Having previously mentioned the lack of sweets available at breakfast, it was only later that I returned solo to sample a few of Puckett’s signature skillets, and bellying up to a bar during lunch to find service surprisingly even less attentive than what was offered earlier it was with good fortune that the both the award winning deep fried brownie and Triple Treat cookie were every bit worth the annoyance and accolades, the former a chewy bit of decadence wrapped in crunchy cookie dough beneath ice cream and candied bacon while the later arrived just browned at the edges with a soft set center chockablock full of melting morsels equally crowned with ice cream and caramel, the piece of Maple Pecan Pie taken to go also quite pleasant but certainly not reaching the high standard set by other versions in the city, let alone the items served just short of molten noted above.
Small in size, and difficult to locate in an area currently high in construction, Matt Bolus’ The 404 Kitchen was the finishing piece to a large puzzle of dinner decisions in Nashville and featuring more ‘farm to table’ cooking inside of what was once a shipping container the cuisine proved every bit as good as highly praised spots like Josephine, Husk, and City House while the setting and service were perhaps even better – the small size and tongue-in-cheek humor providing an excellent experience spread over the course of two hours.
Described as ‘uncomplicated’ by the chef, with a menu that varies almost day-to-day, our arrival at The 404 Kitchen found a four-top ready in waiting despite a late arrival due to difficulties finding the space around orange barrels and joking about how much the city had changed in the last 12 months, not to mention the dozen years past since our last visit, it was almost an immediate connection with the staff that was established – the conversation free-flowing and full of recommendations not only for food and drink, but things to see and do in the area.
Eventually deciding on a four-course order to begin with a plate of locally sourced charcuterie paired to housemade preserves and warm sourdough brought in from a local baker it was much to our surprise just how enjoyable the whisky apple butter was alongside the more briny bites of pork and slathering the bread thick with Goldrush Apple compote while sipping a mighty fine spin on the classic Aviation it was with the restaurant quickly filling to capacity that appetizers arrived, the duck egg and faro dish presenting an earthy aromatic bowl of creamy porridge while the fava bean soup was the very definition of vibrant – a fresh seasonal expression that saw every ingredient utilized to the utmost potential for texture, flavor, and balance.

══════════════════════════════

* _Instructions_
a – Translate this sentence from the Nashville dining review into Spanish: "Small in size, and difficult to locate in an area currently high in construction, Matt Bolus’ The 404 Kitchen was the finishing piece to a large puzzle of dinner decisions in Nashville and featuring more ‘farm to table’ cooking inside of what was once a shipping container the cuisine proved every bit as good as highly praised spots like Josephine, Husk, and City House while the setting and service were perhaps even better – the small size and tongue-in-cheek humor providing an excellent experience spread over the course of two hours."
b – Write the next few sentences of the Nashville dining review, picking up after its final sentence.

Annotated region listings:
══════════════════════════════

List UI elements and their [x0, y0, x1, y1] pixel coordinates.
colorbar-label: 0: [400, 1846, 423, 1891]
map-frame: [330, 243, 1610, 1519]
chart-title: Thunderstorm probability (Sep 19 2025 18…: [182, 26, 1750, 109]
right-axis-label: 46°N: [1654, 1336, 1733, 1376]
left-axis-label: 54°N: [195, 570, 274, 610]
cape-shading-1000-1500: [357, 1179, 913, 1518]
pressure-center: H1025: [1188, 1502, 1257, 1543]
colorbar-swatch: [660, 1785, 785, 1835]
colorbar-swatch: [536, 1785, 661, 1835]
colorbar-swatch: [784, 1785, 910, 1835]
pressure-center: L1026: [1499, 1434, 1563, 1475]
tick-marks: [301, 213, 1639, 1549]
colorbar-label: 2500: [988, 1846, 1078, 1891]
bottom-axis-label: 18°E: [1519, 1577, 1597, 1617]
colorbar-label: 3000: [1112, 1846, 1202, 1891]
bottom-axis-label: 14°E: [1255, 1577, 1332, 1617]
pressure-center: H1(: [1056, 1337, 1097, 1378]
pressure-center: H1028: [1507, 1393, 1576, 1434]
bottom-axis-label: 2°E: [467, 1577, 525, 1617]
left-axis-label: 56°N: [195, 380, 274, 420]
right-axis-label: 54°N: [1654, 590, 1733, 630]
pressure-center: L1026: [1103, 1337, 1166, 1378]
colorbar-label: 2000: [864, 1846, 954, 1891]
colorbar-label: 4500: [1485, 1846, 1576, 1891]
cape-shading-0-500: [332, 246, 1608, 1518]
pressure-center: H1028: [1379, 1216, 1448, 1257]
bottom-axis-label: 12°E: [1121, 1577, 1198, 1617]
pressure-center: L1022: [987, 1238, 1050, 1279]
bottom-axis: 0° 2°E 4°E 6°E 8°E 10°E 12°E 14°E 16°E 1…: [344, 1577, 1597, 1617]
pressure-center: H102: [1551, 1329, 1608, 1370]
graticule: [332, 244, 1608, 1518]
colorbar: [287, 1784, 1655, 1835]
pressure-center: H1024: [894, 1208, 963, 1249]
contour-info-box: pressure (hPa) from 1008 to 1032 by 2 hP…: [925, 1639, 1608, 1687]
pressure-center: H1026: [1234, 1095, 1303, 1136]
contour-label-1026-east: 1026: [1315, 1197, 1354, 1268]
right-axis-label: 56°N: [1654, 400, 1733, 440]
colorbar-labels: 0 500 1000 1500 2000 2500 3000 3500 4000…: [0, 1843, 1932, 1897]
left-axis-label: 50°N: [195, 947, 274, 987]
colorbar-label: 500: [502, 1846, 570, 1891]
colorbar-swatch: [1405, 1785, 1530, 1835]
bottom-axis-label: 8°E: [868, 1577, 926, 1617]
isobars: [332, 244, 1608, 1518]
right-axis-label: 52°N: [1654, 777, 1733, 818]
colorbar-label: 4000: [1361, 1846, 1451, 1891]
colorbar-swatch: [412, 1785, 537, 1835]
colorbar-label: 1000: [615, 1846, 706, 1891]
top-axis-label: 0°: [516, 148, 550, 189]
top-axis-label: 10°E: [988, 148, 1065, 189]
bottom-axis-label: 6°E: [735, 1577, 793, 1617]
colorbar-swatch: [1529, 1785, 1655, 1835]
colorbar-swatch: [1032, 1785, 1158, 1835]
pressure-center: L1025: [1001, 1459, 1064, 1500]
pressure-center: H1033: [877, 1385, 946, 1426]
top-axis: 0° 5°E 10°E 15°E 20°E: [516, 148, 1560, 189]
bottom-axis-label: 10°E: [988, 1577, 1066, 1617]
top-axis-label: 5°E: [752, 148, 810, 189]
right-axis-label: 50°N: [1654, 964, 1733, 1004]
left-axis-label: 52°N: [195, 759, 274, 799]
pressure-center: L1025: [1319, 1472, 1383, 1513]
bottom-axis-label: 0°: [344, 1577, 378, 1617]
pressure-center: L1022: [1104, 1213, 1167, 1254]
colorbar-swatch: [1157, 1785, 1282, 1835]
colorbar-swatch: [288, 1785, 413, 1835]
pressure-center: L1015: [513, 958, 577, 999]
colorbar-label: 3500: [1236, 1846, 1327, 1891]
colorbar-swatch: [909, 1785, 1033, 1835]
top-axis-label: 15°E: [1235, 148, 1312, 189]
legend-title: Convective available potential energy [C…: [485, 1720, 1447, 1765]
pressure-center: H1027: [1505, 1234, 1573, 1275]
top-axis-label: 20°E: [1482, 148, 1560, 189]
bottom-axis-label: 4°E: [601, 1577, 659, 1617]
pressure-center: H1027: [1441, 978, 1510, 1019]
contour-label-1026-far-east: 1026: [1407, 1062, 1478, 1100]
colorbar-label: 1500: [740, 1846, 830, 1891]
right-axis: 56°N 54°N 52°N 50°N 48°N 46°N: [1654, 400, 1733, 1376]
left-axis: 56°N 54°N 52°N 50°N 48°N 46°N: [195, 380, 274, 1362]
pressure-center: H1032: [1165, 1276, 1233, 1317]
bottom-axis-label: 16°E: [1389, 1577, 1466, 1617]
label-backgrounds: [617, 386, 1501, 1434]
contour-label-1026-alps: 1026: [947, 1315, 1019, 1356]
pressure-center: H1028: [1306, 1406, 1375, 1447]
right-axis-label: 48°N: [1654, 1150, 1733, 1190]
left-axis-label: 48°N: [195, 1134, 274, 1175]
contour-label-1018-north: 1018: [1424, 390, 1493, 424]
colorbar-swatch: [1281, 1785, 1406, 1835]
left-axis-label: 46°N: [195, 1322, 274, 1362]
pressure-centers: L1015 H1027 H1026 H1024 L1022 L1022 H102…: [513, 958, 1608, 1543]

══════════════════════════════

* _Replies_
a – Pequeño y difícil de encontrar en una zona que actualmente está en plenas obras, The 404 Kitchen de Matt Bolus fue la pieza final de un gran rompecabezas de decisiones sobre dónde cenar en Nashville y, con más cocina ‘de la granja a la mesa’ dentro de lo que antes fue un contenedor de carga, la comida resultó tan buena como la de lugares muy elogiados como Josephine, Husk y City House, mientras que el ambiente y el servicio fueron quizá incluso mejores: el tamaño reducido y el humor socarrón ofrecieron una experiencia excelente que se extendió a lo largo de dos horas.

b –
Progressing to entrees, and taking into account the amount of eating already done that day, it was in two plates that we invested along with a side of skillet cornbread that easily proved to be the best in the city when soaked in smoky-sweet butter, and although the “jellybeans of the sea” scallops were indeed quite sweet amidst their rich accoutrements both the small size and use of truffle oil were offputting considering the $32 pricetag, a far better appropriation of funds invested in the pan roasted bird atop liver-rich porridge balanced out by the tender mushrooms and kale.
Inspired by dessert descriptions, at least enough to order one of each, it was once again here that Tennessee surprised my generally citrus-averse palate, for as good as both the thick port-infused chocolate pudding and innovative take on strawberry shortcake were neither even came close to the mason jar parfait of creamy lemon curd decorated by meringue with roughly chopped dates and cashews, a dish that in many ways supported the Chef’s vision of simplicity while still presenting as quite sophisticated, much like the experience as a whole.
Serving Nashville residents and tourists the best in home cooked Southern cuisine for over thirty years, and having now spawned two other locations, it was almost a requirement of a trip to the Tennessee capitol to visit Monell’s, and opting to visit the original location just after 1:00pm on a Tuesday our party of three found the oft-packed 19th century building with just four seats available, a prompt seating seeing food placed before us no less than 60-seconds later with plate after plate soon to follow.
Originally opened as a sort of boarding house, the Monell family serving downhome cooking to persons staying in the residence, the space has since been converted to a one-price all you can eat experience open for lunch and dinner plus weekend brunch, and with some parties opting for a made-to-order meat-and-three option the true ‘experience’ is most certainly found at a communal table with shared plates passed amongst new friends and travelers, the food every bit as good or better than rumors have it with a pricepoint that really cannot be beat.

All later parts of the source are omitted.